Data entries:

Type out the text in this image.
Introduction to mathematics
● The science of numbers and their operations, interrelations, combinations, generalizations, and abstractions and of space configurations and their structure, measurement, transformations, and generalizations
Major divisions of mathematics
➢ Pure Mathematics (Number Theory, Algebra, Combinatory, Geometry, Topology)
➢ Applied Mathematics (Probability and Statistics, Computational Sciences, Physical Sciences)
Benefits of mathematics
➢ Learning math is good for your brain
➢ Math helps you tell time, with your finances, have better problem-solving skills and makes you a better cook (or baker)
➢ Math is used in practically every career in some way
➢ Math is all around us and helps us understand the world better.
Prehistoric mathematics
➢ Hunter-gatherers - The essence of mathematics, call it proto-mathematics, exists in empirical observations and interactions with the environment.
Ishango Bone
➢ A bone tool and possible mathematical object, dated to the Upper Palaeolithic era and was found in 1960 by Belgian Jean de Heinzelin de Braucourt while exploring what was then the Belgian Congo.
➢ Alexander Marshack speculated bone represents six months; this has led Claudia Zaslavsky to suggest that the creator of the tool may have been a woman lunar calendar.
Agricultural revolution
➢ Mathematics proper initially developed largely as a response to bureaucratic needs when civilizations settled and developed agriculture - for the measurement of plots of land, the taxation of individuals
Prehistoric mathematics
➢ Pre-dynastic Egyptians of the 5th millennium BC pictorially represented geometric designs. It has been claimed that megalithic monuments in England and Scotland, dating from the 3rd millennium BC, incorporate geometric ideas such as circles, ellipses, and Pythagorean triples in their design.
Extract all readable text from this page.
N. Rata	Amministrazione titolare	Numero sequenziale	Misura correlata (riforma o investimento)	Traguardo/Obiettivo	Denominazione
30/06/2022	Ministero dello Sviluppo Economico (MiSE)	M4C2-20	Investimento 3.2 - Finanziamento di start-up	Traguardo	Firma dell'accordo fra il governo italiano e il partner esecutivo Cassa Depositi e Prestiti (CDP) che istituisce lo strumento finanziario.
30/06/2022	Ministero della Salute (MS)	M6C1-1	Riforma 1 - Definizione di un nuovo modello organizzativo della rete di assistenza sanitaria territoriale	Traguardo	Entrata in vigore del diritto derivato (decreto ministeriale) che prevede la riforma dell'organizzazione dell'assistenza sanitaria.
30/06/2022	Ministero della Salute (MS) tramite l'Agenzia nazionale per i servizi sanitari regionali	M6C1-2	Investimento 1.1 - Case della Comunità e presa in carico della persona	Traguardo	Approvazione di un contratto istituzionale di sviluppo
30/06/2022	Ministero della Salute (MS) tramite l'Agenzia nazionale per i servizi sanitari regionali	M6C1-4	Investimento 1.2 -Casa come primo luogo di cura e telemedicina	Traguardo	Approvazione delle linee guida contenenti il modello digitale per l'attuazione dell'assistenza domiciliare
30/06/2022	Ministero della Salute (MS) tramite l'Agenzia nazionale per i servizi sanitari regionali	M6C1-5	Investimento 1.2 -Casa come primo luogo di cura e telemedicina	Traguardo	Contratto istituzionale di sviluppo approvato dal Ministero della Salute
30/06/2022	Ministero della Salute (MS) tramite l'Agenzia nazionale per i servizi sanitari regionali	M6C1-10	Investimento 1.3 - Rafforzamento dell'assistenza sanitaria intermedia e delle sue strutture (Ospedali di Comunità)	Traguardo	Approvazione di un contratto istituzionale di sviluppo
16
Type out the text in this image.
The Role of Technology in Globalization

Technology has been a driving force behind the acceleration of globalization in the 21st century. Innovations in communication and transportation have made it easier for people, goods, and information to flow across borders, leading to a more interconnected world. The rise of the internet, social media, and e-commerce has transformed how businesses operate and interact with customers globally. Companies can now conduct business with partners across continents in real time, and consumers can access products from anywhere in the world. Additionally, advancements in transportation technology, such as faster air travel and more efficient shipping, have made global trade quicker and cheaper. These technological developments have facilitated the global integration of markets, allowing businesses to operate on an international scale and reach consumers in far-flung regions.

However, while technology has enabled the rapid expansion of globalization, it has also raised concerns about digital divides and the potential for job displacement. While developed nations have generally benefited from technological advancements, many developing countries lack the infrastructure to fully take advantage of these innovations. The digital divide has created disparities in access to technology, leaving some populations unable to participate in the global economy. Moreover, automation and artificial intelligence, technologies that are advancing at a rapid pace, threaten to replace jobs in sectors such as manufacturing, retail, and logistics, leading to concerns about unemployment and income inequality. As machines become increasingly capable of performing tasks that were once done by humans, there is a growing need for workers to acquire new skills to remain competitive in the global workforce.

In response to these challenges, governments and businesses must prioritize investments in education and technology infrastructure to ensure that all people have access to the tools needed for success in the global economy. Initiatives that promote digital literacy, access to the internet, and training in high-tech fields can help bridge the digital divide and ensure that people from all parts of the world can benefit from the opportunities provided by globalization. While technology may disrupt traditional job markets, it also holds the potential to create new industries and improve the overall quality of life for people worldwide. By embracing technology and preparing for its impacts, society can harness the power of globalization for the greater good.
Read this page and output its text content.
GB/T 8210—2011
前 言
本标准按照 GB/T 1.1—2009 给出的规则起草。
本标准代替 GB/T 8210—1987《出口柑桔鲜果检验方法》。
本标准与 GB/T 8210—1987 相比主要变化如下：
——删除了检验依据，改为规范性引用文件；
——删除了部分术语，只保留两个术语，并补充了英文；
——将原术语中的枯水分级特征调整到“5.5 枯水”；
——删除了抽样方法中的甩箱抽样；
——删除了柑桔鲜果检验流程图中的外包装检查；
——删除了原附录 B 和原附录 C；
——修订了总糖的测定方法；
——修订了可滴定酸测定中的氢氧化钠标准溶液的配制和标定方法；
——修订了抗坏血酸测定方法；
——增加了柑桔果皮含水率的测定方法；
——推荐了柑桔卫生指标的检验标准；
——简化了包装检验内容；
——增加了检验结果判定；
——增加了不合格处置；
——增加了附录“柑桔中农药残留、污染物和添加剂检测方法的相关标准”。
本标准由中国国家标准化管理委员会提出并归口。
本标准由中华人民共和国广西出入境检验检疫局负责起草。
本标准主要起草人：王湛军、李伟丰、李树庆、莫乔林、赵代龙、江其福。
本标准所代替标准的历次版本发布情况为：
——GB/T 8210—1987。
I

▶ [Problem]:
Find the line that contains "Read this page and output its text content." in the listing above. Retype it and every line after it up to the last, exactly, and nothing else.

▶ [Result for this exercise]:
Read this page and output its text content.
GB/T 8210—2011
前 言
本标准按照 GB/T 1.1—2009 给出的规则起草。
本标准代替 GB/T 8210—1987《出口柑桔鲜果检验方法》。
本标准与 GB/T 8210—1987 相比主要变化如下：
——删除了检验依据，改为规范性引用文件；
——删除了部分术语，只保留两个术语，并补充了英文；
——将原术语中的枯水分级特征调整到“5.5 枯水”；
——删除了抽样方法中的甩箱抽样；
——删除了柑桔鲜果检验流程图中的外包装检查；
——删除了原附录 B 和原附录 C；
——修订了总糖的测定方法；
——修订了可滴定酸测定中的氢氧化钠标准溶液的配制和标定方法；
——修订了抗坏血酸测定方法；
——增加了柑桔果皮含水率的测定方法；
——推荐了柑桔卫生指标的检验标准；
——简化了包装检验内容；
——增加了检验结果判定；
——增加了不合格处置；
——增加了附录“柑桔中农药残留、污染物和添加剂检测方法的相关标准”。
本标准由中国国家标准化管理委员会提出并归口。
本标准由中华人民共和国广西出入境检验检疫局负责起草。
本标准主要起草人：王湛军、李伟丰、李树庆、莫乔林、赵代龙、江其福。
本标准所代替标准的历次版本发布情况为：
——GB/T 8210—1987。
I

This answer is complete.